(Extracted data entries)
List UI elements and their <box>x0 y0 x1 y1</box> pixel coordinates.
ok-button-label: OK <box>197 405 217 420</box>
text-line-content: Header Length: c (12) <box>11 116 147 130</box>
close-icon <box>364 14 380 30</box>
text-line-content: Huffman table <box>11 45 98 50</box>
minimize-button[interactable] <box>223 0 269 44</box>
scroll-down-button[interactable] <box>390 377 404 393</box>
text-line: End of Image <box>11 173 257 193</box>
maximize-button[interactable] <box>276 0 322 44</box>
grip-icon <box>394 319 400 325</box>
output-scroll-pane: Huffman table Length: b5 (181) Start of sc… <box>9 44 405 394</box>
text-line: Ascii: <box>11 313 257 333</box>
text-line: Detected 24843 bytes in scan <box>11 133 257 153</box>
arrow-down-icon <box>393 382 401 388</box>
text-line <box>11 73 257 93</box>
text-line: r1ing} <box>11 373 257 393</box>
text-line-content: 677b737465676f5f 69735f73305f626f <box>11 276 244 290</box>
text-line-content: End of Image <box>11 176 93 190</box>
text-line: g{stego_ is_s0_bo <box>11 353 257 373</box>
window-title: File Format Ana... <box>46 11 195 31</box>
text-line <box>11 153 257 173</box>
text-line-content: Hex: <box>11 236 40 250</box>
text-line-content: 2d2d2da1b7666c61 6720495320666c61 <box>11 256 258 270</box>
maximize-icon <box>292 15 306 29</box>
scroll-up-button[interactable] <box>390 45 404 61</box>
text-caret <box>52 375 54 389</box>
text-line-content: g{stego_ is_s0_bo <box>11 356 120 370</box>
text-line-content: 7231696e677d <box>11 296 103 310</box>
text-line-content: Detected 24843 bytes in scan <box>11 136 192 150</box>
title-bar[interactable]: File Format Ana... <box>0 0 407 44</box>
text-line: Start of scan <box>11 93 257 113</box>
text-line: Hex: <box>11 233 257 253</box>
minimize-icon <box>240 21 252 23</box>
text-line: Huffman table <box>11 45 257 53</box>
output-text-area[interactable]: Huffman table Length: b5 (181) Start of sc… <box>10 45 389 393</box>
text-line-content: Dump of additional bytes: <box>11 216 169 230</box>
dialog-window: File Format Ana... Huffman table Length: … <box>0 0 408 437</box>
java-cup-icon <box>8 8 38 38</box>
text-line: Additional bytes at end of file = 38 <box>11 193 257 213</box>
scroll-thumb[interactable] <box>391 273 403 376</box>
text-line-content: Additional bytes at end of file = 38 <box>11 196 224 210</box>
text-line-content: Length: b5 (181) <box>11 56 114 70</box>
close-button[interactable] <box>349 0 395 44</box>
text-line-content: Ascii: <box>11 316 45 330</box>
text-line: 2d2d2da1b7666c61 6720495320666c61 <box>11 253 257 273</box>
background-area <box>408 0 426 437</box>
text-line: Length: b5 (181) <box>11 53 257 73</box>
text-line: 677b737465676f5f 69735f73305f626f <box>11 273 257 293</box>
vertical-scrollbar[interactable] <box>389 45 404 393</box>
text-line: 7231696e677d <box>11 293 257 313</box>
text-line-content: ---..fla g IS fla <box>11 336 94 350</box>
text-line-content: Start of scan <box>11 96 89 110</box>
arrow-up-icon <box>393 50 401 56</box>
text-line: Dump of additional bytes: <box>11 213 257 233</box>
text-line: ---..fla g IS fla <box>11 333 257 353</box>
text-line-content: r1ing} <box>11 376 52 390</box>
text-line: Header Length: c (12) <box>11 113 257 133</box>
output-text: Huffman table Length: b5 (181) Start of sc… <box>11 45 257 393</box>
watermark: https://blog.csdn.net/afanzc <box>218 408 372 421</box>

• WHAT YOU WILL DO: Can you rewrite every line of the items above as a numbered list, dropping any blank lines?

• OUTPUT FOR THIS EXERCISE:
1. List UI elements and their <box>x0 y0 x1 y1</box> pixel coordinates.
2. ok-button-label: OK <box>197 405 217 420</box>
3. text-line-content: Header Length: c (12) <box>11 116 147 130</box>
4. close-icon <box>364 14 380 30</box>
5. text-line-content: Huffman table <box>11 45 98 50</box>
6. minimize-button[interactable] <box>223 0 269 44</box>
7. scroll-down-button[interactable] <box>390 377 404 393</box>
8. text-line: End of Image <box>11 173 257 193</box>
9. maximize-button[interactable] <box>276 0 322 44</box>
10. grip-icon <box>394 319 400 325</box>
11. output-scroll-pane: Huffman table Length: b5 (181) Start of sc… <box>9 44 405 394</box>
12. text-line: Ascii: <box>11 313 257 333</box>
13. text-line: Detected 24843 bytes in scan <box>11 133 257 153</box>
14. arrow-down-icon <box>393 382 401 388</box>
15. text-line <box>11 73 257 93</box>
16. text-line: r1ing} <box>11 373 257 393</box>
17. text-line-content: 677b737465676f5f 69735f73305f626f <box>11 276 244 290</box>
18. text-line-content: End of Image <box>11 176 93 190</box>
19. text-line: g{stego_ is_s0_bo <box>11 353 257 373</box>
20. window-title: File Format Ana... <box>46 11 195 31</box>
21. text-line <box>11 153 257 173</box>
22. text-line-content: Hex: <box>11 236 40 250</box>
23. text-line-content: 2d2d2da1b7666c61 6720495320666c61 <box>11 256 258 270</box>
24. maximize-icon <box>292 15 306 29</box>
25. scroll-up-button[interactable] <box>390 45 404 61</box>
26. text-caret <box>52 375 54 389</box>
27. text-line-content: g{stego_ is_s0_bo <box>11 356 120 370</box>
28. text-line-content: 7231696e677d <box>11 296 103 310</box>
29. text-line-content: Detected 24843 bytes in scan <box>11 136 192 150</box>
30. title-bar[interactable]: File Format Ana... <box>0 0 407 44</box>
31. text-line: Start of scan <box>11 93 257 113</box>
32. text-line: Hex: <box>11 233 257 253</box>
33. minimize-icon <box>240 21 252 23</box>
34. text-line: Huffman table <box>11 45 257 53</box>
35. output-text-area[interactable]: Huffman table Length: b5 (181) Start of sc… <box>10 45 389 393</box>
36. text-line-content: Dump of additional bytes: <box>11 216 169 230</box>
37. dialog-window: File Format Ana... Huffman table Length: … <box>0 0 408 437</box>
38. java-cup-icon <box>8 8 38 38</box>
39. text-line: Additional bytes at end of file = 38 <box>11 193 257 213</box>
40. scroll-thumb[interactable] <box>391 273 403 376</box>
41. text-line-content: Additional bytes at end of file = 38 <box>11 196 224 210</box>
42. text-line-content: Length: b5 (181) <box>11 56 114 70</box>
43. close-button[interactable] <box>349 0 395 44</box>
44. text-line-content: Ascii: <box>11 316 45 330</box>
45. text-line: 2d2d2da1b7666c61 6720495320666c61 <box>11 253 257 273</box>
46. background-area <box>408 0 426 437</box>
47. text-line: Length: b5 (181) <box>11 53 257 73</box>
48. text-line: 677b737465676f5f 69735f73305f626f <box>11 273 257 293</box>
49. vertical-scrollbar[interactable] <box>389 45 404 393</box>
50. text-line: 7231696e677d <box>11 293 257 313</box>
51. text-line-content: ---..fla g IS fla <box>11 336 94 350</box>
52. text-line-content: Start of scan <box>11 96 89 110</box>
53. arrow-up-icon <box>393 50 401 56</box>
54. text-line: Dump of additional bytes: <box>11 213 257 233</box>
55. text-line: ---..fla g IS fla <box>11 333 257 353</box>
56. text-line-content: r1ing} <box>11 376 52 390</box>
57. text-line: Header Length: c (12) <box>11 113 257 133</box>
58. output-text: Huffman table Length: b5 (181) Start of sc… <box>11 45 257 393</box>
59. watermark: https://blog.csdn.net/afanzc <box>218 408 372 421</box>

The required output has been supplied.